Your task
Go through the entries and say how many lines contain the string "Time". The number is the whole answer.

Records

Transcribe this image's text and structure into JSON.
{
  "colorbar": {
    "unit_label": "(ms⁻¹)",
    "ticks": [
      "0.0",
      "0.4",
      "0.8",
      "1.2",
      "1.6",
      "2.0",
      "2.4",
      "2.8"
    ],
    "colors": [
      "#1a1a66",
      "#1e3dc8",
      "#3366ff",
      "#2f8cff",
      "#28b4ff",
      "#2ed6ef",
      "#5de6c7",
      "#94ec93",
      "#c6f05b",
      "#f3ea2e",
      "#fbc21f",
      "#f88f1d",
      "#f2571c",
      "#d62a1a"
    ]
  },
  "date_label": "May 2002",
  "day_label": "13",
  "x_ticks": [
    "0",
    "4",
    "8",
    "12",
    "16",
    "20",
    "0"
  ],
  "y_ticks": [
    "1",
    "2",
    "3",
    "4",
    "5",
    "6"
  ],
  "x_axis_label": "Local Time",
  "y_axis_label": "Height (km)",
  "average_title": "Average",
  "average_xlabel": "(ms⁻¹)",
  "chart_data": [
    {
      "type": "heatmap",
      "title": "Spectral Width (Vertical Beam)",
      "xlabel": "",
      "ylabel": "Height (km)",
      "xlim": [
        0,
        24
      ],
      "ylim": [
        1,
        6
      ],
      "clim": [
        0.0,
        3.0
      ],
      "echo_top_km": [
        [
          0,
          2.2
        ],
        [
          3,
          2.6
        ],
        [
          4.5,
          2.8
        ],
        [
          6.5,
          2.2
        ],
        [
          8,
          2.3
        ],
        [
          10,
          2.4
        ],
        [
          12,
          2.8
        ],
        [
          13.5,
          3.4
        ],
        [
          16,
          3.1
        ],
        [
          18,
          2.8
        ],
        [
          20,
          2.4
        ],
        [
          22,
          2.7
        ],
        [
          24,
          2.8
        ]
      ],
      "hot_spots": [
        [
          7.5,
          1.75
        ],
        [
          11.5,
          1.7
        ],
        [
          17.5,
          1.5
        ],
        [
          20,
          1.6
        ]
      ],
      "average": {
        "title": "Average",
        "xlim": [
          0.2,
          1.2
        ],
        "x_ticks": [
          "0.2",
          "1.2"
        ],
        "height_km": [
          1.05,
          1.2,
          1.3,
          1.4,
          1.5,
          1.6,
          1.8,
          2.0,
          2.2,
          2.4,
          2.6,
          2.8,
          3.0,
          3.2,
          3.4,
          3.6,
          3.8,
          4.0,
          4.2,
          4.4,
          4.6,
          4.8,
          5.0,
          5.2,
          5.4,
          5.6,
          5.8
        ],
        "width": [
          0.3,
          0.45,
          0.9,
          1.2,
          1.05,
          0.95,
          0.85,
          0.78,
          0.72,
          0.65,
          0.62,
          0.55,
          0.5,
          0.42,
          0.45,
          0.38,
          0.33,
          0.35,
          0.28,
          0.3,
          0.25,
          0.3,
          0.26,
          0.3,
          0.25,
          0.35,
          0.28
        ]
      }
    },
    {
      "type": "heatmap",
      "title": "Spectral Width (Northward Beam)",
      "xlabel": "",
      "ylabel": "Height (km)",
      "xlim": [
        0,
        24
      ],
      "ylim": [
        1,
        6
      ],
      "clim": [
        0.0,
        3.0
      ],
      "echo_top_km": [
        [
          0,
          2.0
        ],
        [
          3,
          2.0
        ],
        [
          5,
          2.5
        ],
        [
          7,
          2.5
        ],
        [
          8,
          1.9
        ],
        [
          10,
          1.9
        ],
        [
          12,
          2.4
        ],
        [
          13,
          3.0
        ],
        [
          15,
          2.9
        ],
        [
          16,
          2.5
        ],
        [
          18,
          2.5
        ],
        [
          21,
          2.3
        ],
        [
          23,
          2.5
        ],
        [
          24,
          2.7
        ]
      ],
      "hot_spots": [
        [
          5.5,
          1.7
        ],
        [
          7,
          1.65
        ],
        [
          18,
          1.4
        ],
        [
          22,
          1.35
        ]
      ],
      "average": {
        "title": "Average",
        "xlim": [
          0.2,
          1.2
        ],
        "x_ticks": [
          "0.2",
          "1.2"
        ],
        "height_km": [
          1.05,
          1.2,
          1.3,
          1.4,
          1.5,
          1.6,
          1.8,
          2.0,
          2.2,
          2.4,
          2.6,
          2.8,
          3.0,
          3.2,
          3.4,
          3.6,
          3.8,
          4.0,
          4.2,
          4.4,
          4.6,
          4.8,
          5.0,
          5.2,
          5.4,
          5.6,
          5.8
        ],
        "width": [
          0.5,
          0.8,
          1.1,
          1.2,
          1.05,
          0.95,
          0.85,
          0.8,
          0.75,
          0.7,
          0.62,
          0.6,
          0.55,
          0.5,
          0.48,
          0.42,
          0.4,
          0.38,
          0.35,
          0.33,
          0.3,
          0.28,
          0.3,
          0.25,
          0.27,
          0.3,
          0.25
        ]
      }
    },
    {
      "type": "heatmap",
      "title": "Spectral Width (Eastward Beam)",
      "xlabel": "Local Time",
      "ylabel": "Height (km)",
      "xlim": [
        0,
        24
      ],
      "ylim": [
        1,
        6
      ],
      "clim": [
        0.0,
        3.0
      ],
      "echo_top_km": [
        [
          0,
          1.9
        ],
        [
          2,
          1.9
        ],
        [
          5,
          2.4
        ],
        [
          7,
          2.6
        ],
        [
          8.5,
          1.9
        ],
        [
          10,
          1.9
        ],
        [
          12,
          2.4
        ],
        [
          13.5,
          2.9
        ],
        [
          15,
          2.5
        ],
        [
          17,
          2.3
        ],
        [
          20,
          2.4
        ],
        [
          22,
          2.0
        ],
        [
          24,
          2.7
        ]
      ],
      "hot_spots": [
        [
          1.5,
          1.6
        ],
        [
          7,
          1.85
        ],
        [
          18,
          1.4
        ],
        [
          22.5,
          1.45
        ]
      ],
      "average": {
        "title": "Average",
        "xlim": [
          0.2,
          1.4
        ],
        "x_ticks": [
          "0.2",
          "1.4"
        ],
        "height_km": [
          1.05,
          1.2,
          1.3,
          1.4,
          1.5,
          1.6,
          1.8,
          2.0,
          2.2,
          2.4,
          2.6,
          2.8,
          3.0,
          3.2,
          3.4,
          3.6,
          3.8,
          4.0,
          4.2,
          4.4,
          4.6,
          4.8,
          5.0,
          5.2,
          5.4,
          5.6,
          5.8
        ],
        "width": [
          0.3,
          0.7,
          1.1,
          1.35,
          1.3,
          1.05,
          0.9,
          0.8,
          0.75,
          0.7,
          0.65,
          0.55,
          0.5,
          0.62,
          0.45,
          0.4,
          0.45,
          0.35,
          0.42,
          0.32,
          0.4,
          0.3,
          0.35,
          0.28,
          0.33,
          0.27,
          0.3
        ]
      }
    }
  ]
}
--
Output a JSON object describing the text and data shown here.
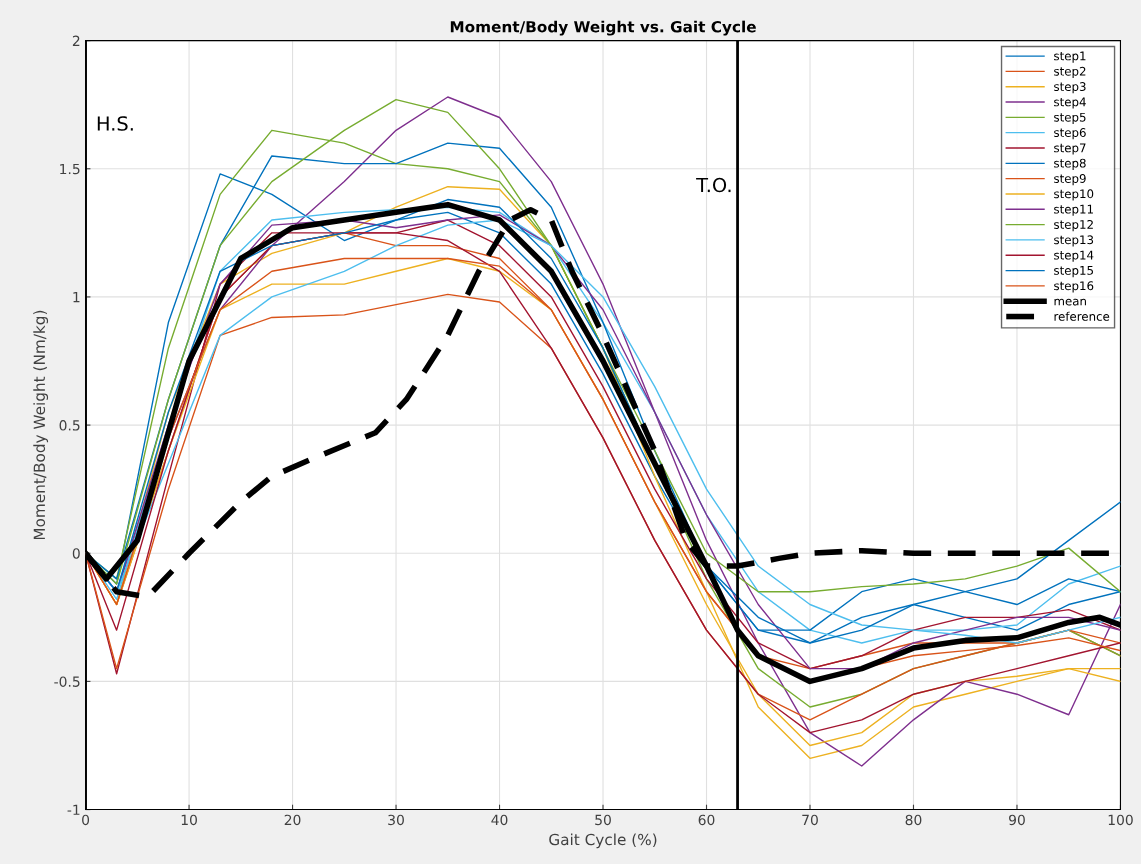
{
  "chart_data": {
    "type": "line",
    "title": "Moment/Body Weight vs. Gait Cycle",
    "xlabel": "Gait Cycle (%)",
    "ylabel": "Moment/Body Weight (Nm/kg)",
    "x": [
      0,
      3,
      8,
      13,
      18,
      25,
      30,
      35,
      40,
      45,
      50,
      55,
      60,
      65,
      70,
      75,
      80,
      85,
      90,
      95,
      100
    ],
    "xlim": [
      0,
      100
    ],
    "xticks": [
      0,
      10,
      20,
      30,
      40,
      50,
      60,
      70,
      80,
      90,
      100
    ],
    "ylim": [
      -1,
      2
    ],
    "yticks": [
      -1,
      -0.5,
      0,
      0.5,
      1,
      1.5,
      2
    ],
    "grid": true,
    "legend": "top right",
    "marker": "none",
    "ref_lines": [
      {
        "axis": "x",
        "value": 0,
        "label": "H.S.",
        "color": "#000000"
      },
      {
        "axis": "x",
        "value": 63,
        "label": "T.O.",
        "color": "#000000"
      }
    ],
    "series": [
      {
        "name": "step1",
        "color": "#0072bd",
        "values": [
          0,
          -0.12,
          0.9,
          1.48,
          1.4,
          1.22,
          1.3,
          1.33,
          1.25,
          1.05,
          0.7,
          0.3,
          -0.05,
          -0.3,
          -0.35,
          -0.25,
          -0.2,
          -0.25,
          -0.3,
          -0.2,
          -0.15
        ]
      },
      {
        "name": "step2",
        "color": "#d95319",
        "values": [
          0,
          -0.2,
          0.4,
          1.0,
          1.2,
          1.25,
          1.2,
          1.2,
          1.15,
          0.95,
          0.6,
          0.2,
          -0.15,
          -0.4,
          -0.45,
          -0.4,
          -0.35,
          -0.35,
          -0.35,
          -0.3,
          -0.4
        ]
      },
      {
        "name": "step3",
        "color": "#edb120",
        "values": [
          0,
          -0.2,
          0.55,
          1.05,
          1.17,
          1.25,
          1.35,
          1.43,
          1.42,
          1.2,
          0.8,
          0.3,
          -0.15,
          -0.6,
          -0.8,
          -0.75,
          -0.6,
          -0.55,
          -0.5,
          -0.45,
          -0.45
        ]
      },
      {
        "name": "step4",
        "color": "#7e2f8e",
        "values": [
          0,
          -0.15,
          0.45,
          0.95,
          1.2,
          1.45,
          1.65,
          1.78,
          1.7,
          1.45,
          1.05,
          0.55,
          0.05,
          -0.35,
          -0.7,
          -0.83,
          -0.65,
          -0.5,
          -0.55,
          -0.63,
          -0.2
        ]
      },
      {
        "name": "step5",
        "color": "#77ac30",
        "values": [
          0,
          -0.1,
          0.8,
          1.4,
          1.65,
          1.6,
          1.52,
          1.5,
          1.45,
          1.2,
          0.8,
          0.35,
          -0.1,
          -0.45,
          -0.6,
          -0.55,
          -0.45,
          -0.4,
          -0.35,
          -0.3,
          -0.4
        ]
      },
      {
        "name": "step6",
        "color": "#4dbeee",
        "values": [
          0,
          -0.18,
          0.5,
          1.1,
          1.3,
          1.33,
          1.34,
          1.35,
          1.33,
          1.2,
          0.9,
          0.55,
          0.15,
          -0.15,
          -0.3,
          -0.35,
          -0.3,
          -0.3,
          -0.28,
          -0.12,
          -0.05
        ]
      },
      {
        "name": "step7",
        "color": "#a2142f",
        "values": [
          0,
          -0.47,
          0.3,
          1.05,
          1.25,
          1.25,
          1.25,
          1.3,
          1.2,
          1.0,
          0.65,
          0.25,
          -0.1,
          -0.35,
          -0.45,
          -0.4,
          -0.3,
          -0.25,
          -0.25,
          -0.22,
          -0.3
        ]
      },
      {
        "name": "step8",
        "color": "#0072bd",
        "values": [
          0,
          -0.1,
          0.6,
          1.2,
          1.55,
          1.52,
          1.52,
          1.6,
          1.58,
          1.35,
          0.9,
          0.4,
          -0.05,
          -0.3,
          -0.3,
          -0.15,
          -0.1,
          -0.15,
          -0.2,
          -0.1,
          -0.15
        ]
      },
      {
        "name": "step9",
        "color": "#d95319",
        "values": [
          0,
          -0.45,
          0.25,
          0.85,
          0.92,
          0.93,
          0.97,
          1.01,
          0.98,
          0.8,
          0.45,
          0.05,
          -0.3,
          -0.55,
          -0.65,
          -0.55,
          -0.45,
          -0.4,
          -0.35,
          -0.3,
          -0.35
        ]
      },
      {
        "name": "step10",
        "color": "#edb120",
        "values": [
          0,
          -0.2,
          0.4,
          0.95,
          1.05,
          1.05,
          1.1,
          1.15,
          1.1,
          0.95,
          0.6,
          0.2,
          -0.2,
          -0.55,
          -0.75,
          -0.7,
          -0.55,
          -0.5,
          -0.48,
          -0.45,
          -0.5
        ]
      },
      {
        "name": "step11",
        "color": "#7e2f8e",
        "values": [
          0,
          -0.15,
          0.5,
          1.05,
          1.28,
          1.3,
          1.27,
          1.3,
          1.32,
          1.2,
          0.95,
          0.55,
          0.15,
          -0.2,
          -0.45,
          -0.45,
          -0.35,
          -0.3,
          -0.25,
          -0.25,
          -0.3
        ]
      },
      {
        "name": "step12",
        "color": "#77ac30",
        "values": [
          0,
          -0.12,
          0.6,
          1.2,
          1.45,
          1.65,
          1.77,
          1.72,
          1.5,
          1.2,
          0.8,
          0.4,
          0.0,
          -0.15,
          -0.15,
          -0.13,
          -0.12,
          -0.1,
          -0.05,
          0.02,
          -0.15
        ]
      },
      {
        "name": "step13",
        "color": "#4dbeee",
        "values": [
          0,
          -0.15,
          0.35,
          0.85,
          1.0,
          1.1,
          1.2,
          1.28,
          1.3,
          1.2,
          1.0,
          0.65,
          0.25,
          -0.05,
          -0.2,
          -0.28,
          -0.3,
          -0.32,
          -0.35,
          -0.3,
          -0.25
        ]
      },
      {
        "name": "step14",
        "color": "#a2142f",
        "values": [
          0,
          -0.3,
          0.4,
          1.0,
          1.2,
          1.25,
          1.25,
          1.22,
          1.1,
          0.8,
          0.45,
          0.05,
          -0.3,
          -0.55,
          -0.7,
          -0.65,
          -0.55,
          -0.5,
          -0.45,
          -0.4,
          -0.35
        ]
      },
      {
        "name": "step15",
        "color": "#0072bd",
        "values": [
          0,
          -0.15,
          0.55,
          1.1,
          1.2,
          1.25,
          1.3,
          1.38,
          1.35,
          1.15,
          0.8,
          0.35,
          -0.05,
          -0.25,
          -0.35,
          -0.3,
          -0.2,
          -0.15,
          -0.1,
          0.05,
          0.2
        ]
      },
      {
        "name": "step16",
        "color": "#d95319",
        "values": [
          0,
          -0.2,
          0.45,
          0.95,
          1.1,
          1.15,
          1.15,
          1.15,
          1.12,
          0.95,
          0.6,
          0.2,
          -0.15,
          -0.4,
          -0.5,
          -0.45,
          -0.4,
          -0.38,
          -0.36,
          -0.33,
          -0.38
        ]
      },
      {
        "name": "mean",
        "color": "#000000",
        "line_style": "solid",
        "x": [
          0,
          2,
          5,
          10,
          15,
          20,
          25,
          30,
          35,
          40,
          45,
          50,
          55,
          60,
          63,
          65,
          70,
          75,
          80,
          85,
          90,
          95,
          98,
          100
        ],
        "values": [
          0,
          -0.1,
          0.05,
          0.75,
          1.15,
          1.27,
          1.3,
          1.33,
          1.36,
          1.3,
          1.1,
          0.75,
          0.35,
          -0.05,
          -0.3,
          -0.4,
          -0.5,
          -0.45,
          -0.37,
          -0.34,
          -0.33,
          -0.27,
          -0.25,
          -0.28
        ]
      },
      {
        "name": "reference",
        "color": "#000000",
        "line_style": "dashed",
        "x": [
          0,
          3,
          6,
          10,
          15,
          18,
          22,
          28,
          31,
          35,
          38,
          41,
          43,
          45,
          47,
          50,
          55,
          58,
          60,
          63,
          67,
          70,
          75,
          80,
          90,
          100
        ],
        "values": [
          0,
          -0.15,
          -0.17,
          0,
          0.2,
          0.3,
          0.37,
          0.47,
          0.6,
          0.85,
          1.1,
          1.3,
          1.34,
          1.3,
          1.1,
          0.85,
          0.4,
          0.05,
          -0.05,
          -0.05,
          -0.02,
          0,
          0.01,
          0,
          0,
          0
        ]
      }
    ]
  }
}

Worked answer
2